:: GIVEN DATA ::

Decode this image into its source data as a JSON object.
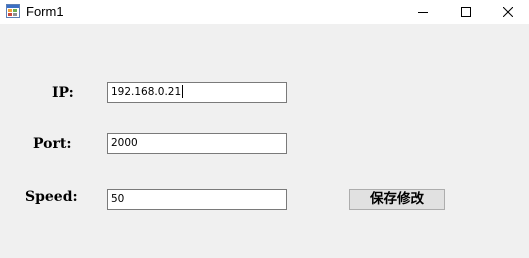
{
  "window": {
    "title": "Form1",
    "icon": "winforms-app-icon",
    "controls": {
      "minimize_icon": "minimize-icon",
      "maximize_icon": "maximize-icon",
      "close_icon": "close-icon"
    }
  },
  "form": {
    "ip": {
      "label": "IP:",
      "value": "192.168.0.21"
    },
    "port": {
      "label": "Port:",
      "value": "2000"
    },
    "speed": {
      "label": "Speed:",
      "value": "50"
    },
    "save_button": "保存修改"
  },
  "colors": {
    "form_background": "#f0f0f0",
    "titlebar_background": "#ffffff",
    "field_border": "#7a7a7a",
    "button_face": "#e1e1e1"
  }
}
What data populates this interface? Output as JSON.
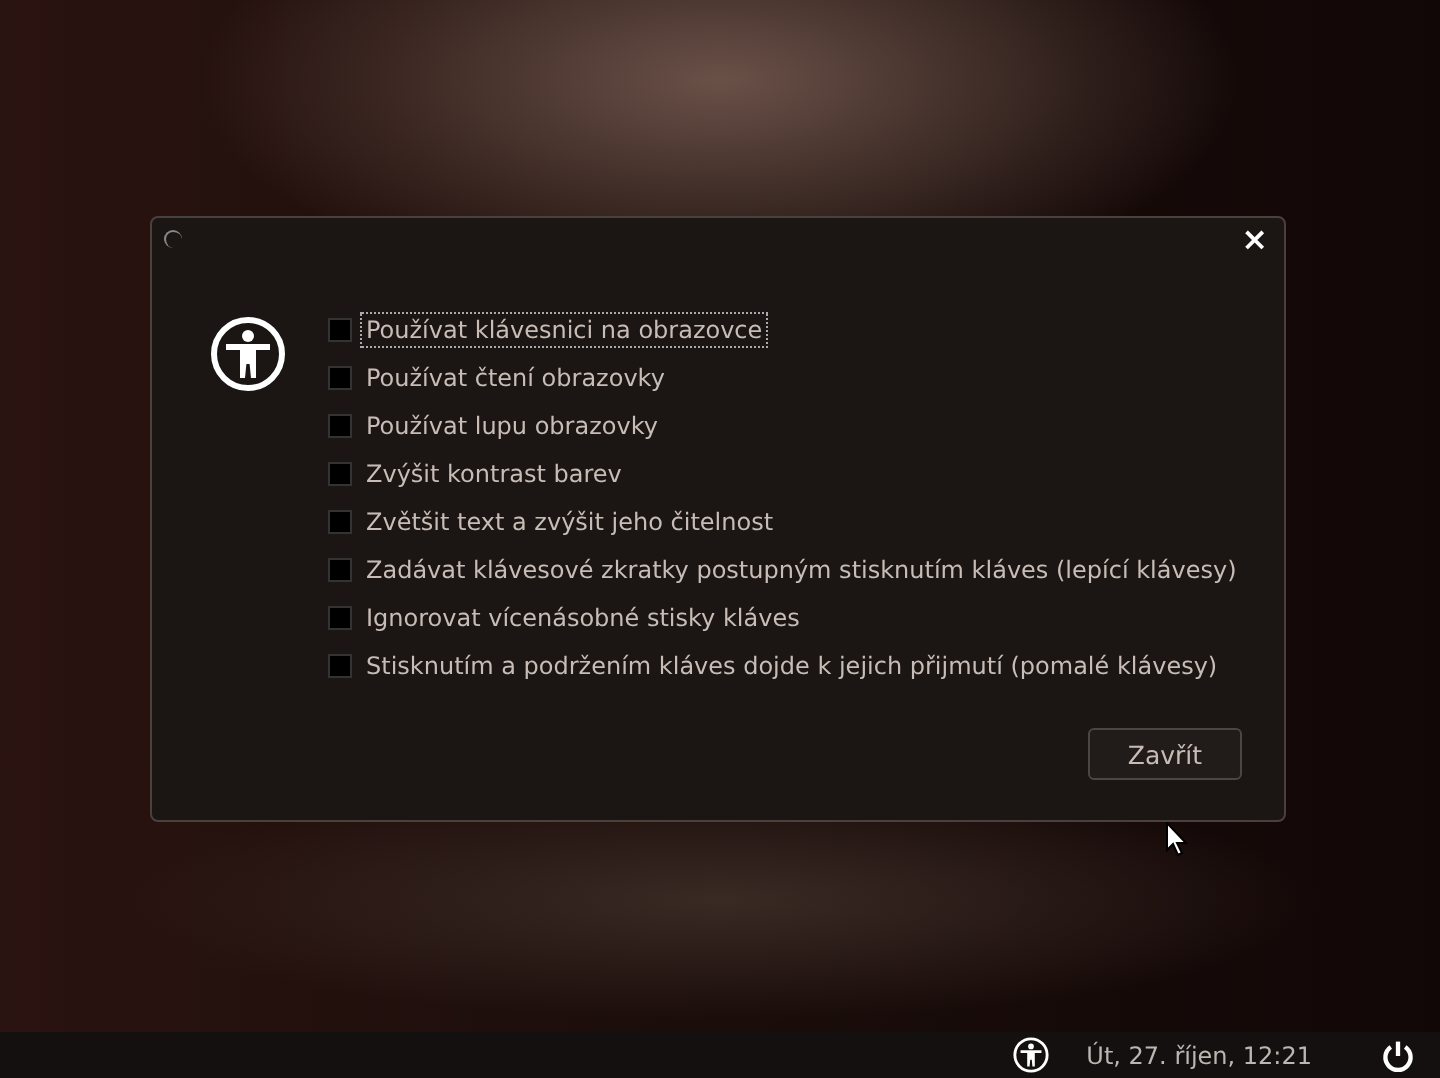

:::
:: GIVEN DATA ::

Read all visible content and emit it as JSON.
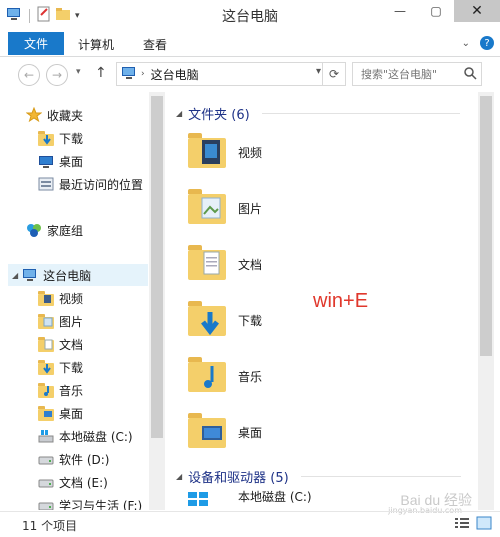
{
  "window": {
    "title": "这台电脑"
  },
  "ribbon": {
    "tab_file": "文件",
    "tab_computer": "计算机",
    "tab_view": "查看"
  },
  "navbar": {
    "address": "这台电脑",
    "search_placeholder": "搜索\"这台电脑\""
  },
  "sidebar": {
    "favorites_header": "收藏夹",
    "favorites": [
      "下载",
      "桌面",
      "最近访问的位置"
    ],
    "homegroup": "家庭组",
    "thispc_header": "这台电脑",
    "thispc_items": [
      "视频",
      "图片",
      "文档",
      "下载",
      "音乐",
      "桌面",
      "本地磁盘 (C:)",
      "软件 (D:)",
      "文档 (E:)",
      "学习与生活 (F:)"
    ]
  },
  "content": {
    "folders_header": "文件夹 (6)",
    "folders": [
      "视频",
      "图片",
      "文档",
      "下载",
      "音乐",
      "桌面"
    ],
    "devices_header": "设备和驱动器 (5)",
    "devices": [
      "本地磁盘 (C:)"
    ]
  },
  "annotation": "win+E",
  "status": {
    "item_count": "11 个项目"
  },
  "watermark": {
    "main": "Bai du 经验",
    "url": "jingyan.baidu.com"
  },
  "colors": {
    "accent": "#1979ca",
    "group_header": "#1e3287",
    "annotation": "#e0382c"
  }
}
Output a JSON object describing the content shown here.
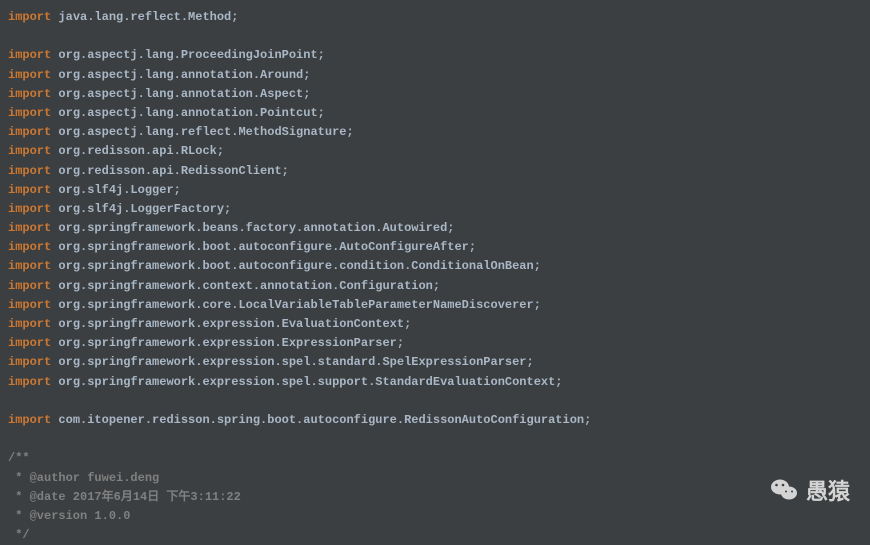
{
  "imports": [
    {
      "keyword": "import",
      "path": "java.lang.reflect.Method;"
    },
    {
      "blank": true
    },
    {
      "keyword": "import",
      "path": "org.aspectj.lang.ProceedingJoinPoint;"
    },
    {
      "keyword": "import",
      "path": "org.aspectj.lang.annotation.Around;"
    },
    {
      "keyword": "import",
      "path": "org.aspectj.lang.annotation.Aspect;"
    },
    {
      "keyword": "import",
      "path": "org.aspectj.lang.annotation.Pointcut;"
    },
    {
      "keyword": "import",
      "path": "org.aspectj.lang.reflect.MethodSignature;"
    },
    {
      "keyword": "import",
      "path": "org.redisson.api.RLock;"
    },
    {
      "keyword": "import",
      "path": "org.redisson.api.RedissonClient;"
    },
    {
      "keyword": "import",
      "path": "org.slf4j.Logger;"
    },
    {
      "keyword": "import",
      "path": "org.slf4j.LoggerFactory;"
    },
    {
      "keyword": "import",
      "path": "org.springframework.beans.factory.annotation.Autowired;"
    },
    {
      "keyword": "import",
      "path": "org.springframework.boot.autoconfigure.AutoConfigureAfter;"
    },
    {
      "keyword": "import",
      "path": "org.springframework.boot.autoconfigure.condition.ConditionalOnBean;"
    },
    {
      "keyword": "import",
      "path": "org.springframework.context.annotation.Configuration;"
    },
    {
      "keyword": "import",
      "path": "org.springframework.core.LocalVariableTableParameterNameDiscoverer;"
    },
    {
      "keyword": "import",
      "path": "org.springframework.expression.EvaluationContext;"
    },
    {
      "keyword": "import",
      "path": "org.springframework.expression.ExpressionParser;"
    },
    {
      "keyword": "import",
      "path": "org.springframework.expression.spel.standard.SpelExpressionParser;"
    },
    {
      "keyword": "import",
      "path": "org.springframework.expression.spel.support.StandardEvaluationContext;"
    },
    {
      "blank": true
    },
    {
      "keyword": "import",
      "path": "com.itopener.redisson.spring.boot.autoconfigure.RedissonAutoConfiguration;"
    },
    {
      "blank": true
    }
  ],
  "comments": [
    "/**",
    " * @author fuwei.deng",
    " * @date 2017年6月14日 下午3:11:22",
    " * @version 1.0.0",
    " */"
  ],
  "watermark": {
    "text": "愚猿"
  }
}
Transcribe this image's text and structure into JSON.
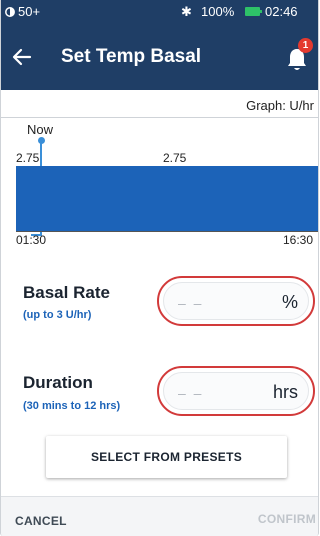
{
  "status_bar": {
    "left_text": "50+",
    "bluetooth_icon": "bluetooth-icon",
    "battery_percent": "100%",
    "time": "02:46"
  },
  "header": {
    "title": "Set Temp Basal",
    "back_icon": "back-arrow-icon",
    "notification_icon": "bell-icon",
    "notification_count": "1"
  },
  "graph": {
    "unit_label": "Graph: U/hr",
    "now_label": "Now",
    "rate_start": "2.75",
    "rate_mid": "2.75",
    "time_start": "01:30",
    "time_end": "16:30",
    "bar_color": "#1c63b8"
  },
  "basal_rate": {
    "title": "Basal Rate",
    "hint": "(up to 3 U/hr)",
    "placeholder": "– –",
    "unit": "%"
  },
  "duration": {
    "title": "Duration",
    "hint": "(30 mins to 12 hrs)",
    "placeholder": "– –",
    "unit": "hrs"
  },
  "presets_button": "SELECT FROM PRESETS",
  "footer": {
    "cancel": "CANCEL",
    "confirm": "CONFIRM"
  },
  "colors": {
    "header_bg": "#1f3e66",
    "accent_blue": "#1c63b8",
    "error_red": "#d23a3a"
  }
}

:::

Using the data above, set down each line from the line with "Decode this image" to the line with "What data populates" exactly, both ends included, and leave the pictures behind. Nothing else belongs.

Decode this image into its source data as a JSON object.
{
  "window": {
    "title": "Form1",
    "icon": "winforms-app-icon",
    "controls": {
      "minimize_icon": "minimize-icon",
      "maximize_icon": "maximize-icon",
      "close_icon": "close-icon"
    }
  },
  "form": {
    "ip": {
      "label": "IP:",
      "value": "192.168.0.21"
    },
    "port": {
      "label": "Port:",
      "value": "2000"
    },
    "speed": {
      "label": "Speed:",
      "value": "50"
    },
    "save_button": "保存修改"
  },
  "colors": {
    "form_background": "#f0f0f0",
    "titlebar_background": "#ffffff",
    "field_border": "#7a7a7a",
    "button_face": "#e1e1e1"
  }
}
What data populates this interface? Output as JSON.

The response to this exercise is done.